WHAT YOU SHOULD DO: Of the lines in this material, how many contain "Temperature"? Answer with a single number only.

=====

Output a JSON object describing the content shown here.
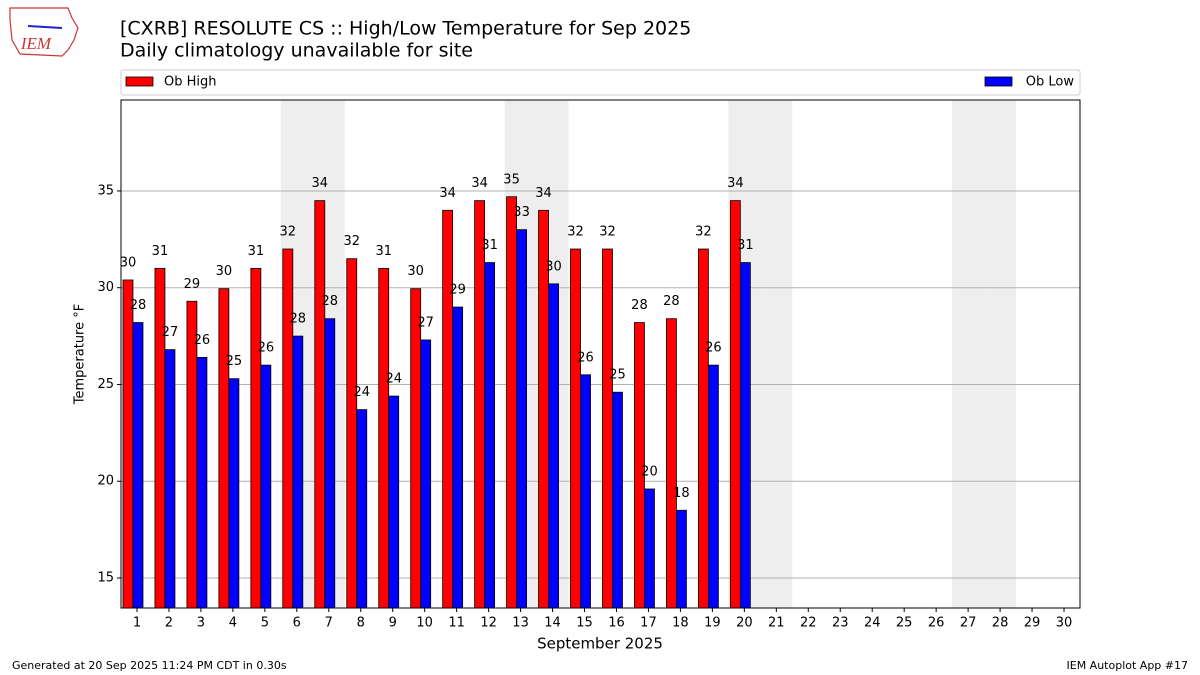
{
  "logo_text": "IEM",
  "footer_left": "Generated at 20 Sep 2025 11:24 PM CDT in 0.30s",
  "footer_right": "IEM Autoplot App #17",
  "chart_data": {
    "type": "bar",
    "title": "[CXRB] RESOLUTE CS :: High/Low Temperature for Sep 2025",
    "subtitle": "Daily climatology unavailable for site",
    "x_label": "September 2025",
    "y_label": "Temperature °F",
    "x": [
      1,
      2,
      3,
      4,
      5,
      6,
      7,
      8,
      9,
      10,
      11,
      12,
      13,
      14,
      15,
      16,
      17,
      18,
      19,
      20,
      21,
      22,
      23,
      24,
      25,
      26,
      27,
      28,
      29,
      30
    ],
    "xlim": [
      0.5,
      30.5
    ],
    "ylim": [
      13.45,
      39.7
    ],
    "yticks": [
      15,
      20,
      25,
      30,
      35
    ],
    "grid": true,
    "weekends": [
      6,
      7,
      13,
      14,
      20,
      21,
      27,
      28
    ],
    "series": [
      {
        "name": "Ob High",
        "color": "#ff0000",
        "values": [
          30.4,
          31.0,
          29.3,
          29.95,
          31.0,
          32.0,
          34.5,
          31.5,
          31.0,
          29.95,
          34.0,
          34.5,
          34.7,
          34.0,
          32.0,
          32.0,
          28.2,
          28.4,
          32.0,
          34.5,
          null,
          null,
          null,
          null,
          null,
          null,
          null,
          null,
          null,
          null
        ],
        "value_labels": [
          "30",
          "31",
          "29",
          "30",
          "31",
          "32",
          "34",
          "32",
          "31",
          "30",
          "34",
          "34",
          "35",
          "34",
          "32",
          "32",
          "28",
          "28",
          "32",
          "34",
          null,
          null,
          null,
          null,
          null,
          null,
          null,
          null,
          null,
          null
        ]
      },
      {
        "name": "Ob Low",
        "color": "#0000ff",
        "values": [
          28.2,
          26.8,
          26.4,
          25.3,
          26.0,
          27.5,
          28.4,
          23.7,
          24.4,
          27.3,
          29.0,
          31.3,
          33.0,
          30.2,
          25.5,
          24.6,
          19.6,
          18.5,
          26.0,
          31.3,
          null,
          null,
          null,
          null,
          null,
          null,
          null,
          null,
          null,
          null
        ],
        "value_labels": [
          "28",
          "27",
          "26",
          "25",
          "26",
          "28",
          "28",
          "24",
          "24",
          "27",
          "29",
          "31",
          "33",
          "30",
          "26",
          "25",
          "20",
          "18",
          "26",
          "31",
          null,
          null,
          null,
          null,
          null,
          null,
          null,
          null,
          null,
          null
        ]
      }
    ]
  }
}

=====

RESULT: 2